Records for the exercise:
◇ ◇ ◇

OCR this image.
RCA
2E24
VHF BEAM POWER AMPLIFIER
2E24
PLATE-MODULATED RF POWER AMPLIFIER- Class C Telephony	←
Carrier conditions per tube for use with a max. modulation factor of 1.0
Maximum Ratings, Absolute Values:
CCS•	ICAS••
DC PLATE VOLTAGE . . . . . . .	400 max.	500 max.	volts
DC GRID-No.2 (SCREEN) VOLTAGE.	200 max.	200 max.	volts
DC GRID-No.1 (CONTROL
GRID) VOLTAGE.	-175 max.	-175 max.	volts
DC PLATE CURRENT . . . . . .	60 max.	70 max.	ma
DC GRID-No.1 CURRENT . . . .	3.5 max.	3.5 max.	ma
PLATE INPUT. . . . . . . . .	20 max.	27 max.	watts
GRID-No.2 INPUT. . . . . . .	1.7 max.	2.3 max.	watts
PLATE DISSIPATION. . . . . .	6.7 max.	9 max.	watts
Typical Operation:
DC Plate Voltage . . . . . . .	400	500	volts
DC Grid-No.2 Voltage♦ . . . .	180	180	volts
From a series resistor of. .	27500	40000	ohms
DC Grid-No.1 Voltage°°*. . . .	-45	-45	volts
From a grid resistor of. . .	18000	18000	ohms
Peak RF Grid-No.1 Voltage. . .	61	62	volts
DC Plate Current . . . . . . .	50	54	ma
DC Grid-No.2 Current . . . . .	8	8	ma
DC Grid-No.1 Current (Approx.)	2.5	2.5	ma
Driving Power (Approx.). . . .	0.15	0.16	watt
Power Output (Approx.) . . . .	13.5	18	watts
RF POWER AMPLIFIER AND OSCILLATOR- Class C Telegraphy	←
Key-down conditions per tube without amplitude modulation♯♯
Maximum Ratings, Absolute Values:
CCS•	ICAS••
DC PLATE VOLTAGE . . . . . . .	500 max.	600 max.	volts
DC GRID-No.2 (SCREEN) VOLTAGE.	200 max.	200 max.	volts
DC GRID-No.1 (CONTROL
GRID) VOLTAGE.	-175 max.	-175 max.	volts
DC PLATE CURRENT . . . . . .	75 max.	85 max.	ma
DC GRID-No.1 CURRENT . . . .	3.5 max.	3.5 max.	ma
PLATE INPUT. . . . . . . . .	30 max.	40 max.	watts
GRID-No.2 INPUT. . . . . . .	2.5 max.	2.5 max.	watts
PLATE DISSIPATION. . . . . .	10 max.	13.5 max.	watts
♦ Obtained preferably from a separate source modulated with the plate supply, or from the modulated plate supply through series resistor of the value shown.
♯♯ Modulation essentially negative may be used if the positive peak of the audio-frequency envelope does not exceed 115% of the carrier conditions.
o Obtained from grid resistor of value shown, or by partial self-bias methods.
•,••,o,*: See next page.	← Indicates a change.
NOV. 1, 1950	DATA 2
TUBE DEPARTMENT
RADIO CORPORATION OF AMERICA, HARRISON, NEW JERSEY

◇ ◇ ◇

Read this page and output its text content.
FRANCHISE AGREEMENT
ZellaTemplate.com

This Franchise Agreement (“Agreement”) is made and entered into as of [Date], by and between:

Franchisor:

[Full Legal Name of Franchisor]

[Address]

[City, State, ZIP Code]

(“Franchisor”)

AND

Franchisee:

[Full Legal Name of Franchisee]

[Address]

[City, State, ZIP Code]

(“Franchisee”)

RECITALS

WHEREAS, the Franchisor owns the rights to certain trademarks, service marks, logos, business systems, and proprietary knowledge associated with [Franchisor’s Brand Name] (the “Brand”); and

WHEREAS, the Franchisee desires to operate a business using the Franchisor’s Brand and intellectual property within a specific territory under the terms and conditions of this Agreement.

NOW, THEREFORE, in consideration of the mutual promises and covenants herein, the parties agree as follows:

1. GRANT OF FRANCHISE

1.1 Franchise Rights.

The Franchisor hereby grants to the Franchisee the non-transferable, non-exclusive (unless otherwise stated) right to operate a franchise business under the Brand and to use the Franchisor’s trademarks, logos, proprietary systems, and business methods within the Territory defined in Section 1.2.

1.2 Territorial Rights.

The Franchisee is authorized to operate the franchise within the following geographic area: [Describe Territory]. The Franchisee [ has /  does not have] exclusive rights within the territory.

◇ ◇ ◇

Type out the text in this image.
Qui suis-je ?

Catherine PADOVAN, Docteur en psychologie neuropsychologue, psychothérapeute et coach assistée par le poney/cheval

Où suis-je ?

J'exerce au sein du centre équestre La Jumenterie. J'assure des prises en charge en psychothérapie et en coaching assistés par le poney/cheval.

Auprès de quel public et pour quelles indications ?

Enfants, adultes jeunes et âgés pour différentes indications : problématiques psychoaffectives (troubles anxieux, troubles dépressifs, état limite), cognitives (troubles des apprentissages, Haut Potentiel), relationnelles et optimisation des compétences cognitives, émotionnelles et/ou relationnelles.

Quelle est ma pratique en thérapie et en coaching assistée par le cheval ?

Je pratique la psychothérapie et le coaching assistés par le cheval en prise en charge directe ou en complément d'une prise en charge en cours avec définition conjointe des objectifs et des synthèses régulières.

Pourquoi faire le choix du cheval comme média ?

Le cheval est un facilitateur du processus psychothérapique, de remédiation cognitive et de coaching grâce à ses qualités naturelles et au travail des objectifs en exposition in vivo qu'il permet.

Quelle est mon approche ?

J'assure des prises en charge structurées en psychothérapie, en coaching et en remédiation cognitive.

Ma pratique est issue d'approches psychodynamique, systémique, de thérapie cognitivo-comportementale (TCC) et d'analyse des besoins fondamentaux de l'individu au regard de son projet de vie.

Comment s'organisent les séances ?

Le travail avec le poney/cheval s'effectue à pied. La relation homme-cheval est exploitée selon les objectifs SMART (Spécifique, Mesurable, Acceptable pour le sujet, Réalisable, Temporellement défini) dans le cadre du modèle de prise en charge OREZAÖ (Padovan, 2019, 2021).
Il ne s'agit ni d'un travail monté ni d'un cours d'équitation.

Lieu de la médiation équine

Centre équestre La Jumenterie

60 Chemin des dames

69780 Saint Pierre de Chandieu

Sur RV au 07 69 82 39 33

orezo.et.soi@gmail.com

◇ ◇ ◇

Task goal: Pick out lines containing the word "ohms", each one as written.

Solution to this problem:
From a series resistor of. .	27500	40000	ohms
From a grid resistor of. . .	18000	18000	ohms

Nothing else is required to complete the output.